▶ What to do
Your task is to tally the lines of the listing containing the word "intercept" and report the figure alone.

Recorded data
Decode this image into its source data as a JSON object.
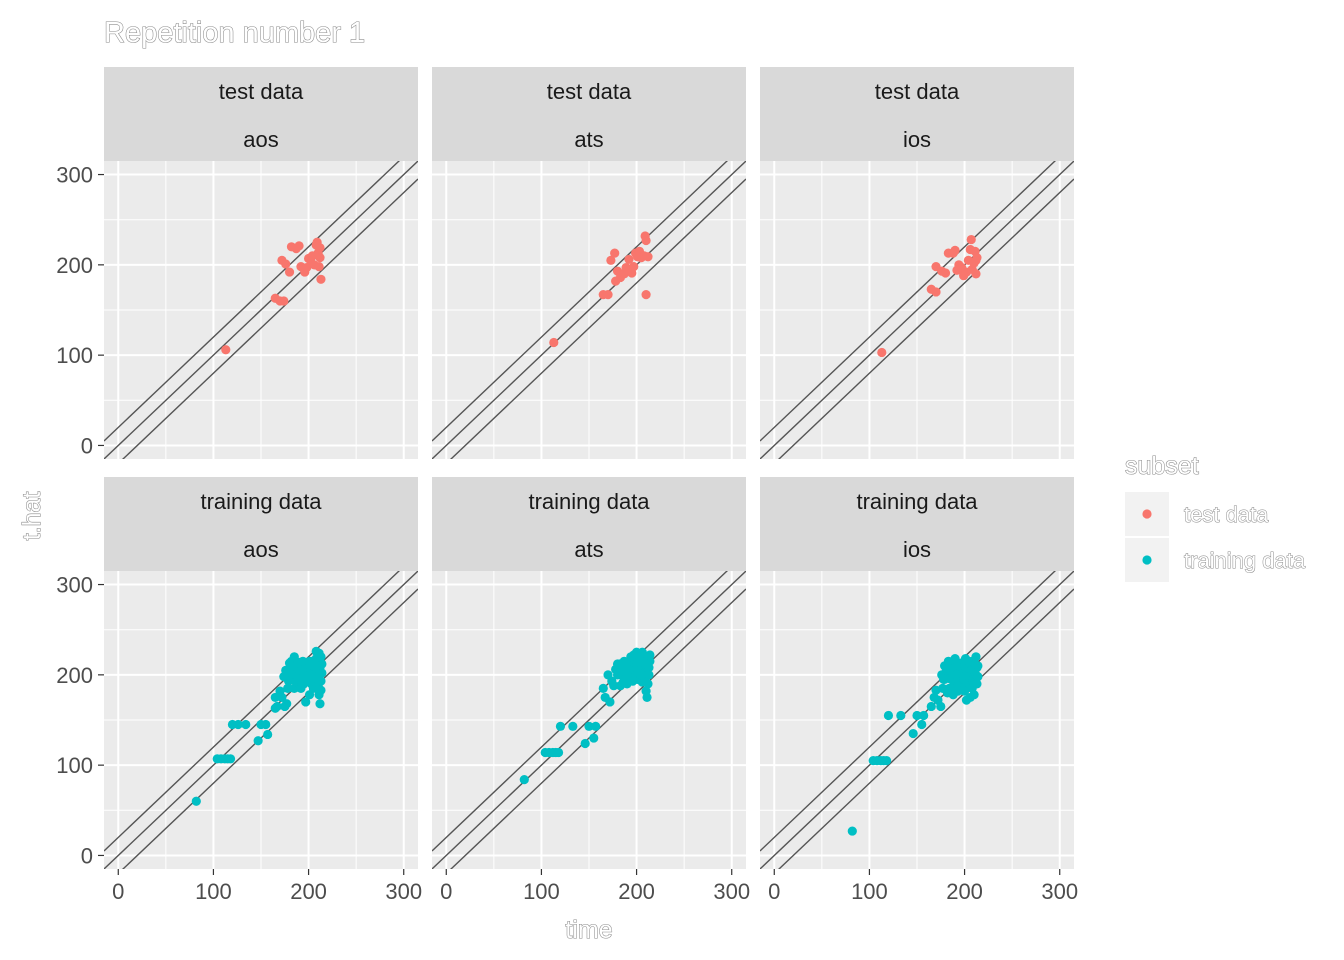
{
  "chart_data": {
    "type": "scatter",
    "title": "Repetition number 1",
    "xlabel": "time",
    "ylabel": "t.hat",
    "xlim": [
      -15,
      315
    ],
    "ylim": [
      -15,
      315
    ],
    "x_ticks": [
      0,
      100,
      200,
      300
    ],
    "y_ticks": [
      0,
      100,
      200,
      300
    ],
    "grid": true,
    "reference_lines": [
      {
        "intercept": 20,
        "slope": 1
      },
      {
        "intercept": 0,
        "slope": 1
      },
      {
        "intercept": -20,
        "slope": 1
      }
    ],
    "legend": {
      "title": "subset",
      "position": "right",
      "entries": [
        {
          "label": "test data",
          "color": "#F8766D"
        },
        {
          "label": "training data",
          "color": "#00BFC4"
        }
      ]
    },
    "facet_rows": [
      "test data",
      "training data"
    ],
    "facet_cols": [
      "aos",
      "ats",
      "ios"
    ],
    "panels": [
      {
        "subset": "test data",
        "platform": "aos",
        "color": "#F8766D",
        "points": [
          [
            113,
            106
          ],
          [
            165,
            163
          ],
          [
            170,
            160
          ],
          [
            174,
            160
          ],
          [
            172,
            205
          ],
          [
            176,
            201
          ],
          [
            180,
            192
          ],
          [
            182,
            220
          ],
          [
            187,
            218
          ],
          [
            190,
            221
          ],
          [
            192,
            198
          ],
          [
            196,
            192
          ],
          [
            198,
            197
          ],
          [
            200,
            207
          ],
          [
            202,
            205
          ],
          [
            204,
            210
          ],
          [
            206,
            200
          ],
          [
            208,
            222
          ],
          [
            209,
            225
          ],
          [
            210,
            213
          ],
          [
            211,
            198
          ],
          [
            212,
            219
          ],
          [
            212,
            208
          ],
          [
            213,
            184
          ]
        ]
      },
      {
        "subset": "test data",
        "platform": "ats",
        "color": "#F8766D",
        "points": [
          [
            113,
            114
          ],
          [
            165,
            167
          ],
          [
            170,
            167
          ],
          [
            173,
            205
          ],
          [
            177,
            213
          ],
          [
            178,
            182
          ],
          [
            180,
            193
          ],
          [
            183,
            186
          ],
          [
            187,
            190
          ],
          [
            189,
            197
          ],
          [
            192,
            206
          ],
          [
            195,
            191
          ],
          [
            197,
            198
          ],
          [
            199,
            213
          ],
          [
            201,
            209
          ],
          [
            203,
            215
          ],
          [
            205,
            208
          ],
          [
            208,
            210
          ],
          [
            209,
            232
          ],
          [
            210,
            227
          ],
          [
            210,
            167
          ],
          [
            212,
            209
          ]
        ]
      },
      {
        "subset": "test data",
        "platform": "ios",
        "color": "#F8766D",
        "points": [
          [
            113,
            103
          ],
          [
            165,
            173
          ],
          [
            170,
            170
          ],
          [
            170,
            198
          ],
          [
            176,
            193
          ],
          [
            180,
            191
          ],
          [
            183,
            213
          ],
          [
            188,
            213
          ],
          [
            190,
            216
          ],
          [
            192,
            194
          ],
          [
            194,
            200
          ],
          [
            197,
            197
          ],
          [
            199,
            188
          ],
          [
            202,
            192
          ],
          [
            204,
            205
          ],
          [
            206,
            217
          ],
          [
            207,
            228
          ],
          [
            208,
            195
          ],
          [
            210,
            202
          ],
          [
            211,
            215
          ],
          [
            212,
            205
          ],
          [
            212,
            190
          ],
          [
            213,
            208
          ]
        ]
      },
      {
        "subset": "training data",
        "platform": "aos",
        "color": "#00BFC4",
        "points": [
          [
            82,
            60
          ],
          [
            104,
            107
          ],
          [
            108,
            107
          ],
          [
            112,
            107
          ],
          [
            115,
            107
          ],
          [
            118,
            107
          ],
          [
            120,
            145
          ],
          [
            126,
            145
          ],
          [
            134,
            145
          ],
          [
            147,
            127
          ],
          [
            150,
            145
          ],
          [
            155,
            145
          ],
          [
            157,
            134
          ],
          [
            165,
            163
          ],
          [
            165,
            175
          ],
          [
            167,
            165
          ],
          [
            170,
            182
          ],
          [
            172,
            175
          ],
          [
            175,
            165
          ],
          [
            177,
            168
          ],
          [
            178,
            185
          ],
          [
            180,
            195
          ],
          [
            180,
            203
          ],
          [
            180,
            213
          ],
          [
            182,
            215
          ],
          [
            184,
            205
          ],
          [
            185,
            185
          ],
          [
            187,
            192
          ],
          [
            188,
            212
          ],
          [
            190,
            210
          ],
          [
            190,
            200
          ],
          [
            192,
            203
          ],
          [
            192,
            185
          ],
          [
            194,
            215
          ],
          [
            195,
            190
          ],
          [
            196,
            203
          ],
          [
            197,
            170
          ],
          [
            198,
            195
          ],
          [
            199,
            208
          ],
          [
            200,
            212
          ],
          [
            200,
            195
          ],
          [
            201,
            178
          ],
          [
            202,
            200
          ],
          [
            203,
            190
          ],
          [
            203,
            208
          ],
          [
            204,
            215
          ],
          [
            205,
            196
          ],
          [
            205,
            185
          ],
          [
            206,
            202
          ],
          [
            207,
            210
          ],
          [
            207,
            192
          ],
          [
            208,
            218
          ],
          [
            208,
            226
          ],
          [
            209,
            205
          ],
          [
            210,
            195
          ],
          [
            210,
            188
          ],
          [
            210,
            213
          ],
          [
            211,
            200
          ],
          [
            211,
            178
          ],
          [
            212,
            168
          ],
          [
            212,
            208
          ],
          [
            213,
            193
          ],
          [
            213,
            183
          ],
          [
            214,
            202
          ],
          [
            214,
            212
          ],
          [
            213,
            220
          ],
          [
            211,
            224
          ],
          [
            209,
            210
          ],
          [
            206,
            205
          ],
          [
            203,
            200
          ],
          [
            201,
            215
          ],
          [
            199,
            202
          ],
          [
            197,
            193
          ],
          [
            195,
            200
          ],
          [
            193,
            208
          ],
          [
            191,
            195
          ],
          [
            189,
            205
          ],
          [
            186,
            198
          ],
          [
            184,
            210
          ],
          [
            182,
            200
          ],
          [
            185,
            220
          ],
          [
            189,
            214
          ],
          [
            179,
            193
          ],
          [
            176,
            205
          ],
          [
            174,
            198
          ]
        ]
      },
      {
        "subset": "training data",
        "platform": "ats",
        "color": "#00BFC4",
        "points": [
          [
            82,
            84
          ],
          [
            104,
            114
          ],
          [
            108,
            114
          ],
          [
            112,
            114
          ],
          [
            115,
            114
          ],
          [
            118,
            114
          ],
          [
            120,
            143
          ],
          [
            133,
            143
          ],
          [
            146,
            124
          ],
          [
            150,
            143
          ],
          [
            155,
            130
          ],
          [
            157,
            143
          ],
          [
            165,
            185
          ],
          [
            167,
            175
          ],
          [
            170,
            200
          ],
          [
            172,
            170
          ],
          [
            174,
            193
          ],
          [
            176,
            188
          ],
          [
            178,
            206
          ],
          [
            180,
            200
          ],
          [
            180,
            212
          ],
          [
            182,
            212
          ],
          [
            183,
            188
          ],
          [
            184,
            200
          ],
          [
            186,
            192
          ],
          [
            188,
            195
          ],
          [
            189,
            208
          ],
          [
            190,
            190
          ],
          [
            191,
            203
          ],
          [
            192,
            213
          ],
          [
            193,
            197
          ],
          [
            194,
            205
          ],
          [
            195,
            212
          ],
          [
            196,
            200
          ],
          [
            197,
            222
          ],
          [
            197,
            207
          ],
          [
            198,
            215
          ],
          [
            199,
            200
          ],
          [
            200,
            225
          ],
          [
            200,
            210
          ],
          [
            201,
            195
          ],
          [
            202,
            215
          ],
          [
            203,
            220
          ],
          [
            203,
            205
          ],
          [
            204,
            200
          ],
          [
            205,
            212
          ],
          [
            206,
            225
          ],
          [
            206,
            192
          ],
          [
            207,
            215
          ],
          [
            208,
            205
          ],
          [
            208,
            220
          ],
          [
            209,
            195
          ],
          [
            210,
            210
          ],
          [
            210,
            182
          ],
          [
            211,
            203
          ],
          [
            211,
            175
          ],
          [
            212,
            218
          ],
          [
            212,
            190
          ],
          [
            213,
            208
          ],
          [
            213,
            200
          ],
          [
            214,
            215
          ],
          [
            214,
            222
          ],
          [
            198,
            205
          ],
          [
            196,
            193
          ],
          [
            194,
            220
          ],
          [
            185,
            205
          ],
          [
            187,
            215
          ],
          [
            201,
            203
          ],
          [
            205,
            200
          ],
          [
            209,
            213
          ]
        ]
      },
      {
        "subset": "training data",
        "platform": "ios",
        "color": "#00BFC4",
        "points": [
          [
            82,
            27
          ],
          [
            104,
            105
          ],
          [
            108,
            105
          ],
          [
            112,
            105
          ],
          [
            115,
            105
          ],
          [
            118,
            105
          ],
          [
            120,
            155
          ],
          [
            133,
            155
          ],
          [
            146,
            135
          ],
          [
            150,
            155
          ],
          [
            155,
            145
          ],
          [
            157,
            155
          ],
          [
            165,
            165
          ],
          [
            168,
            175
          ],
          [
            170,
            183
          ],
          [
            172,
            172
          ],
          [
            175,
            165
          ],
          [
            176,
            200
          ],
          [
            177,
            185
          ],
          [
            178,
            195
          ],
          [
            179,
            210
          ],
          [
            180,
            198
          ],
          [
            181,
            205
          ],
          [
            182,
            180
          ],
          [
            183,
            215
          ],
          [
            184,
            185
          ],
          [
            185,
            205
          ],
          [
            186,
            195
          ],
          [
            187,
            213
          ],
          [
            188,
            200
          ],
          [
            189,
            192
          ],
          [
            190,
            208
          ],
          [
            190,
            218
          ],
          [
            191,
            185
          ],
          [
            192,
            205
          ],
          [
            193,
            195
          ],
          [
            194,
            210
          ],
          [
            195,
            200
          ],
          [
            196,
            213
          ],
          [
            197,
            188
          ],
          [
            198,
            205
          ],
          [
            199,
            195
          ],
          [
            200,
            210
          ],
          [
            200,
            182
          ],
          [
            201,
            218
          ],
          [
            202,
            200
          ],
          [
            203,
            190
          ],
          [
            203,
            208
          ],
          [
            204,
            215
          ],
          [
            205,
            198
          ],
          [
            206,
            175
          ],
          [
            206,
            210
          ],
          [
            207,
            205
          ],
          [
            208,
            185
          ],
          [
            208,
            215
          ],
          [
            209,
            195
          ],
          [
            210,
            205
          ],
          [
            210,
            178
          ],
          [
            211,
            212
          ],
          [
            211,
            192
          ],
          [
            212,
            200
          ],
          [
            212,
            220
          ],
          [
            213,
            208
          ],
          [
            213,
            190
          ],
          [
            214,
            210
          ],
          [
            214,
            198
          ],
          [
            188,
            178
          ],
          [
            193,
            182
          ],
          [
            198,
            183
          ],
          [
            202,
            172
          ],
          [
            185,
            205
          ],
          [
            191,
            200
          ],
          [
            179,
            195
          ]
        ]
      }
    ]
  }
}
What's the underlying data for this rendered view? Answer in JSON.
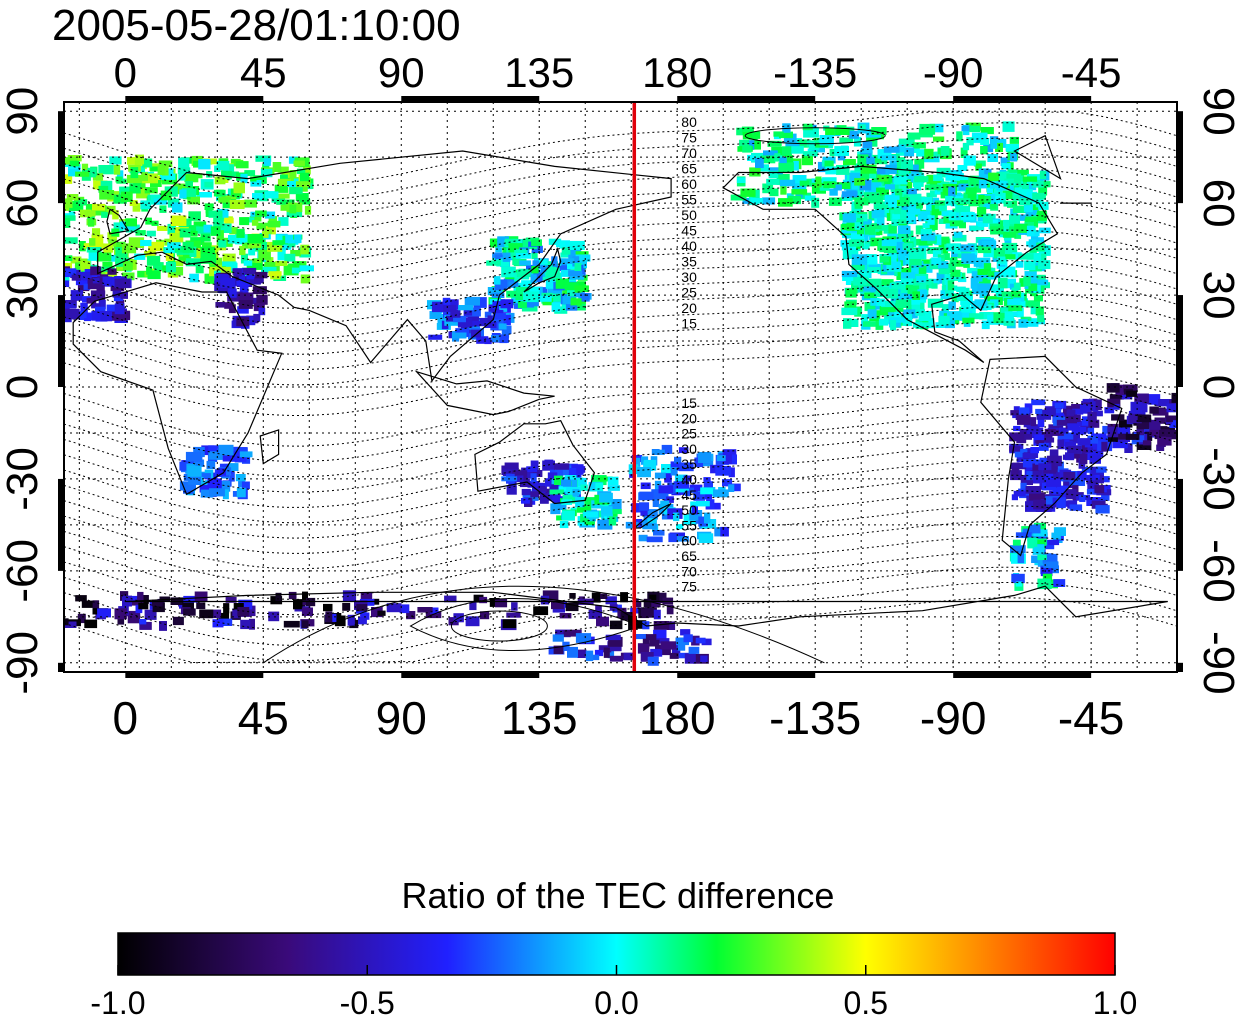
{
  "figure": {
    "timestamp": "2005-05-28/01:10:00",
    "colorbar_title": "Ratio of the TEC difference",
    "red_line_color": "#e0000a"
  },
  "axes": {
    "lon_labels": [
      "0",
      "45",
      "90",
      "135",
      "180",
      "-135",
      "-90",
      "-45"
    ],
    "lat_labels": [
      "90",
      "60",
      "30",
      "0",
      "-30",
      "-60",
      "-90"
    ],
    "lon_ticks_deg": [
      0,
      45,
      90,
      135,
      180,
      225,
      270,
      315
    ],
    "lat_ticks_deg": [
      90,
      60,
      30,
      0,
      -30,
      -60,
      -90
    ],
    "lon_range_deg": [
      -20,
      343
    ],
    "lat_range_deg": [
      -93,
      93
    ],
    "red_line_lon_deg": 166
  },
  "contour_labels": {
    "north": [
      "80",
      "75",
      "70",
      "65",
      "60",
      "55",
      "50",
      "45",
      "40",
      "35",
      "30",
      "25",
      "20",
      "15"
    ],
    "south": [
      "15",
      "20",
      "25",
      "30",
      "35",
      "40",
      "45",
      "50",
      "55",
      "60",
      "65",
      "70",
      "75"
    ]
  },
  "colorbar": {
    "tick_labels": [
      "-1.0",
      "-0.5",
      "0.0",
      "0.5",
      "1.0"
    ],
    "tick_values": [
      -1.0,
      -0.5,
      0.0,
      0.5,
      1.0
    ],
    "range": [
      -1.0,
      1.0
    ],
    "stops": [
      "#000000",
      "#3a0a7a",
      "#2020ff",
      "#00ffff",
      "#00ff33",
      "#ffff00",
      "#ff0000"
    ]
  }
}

▶ Completed exercise
3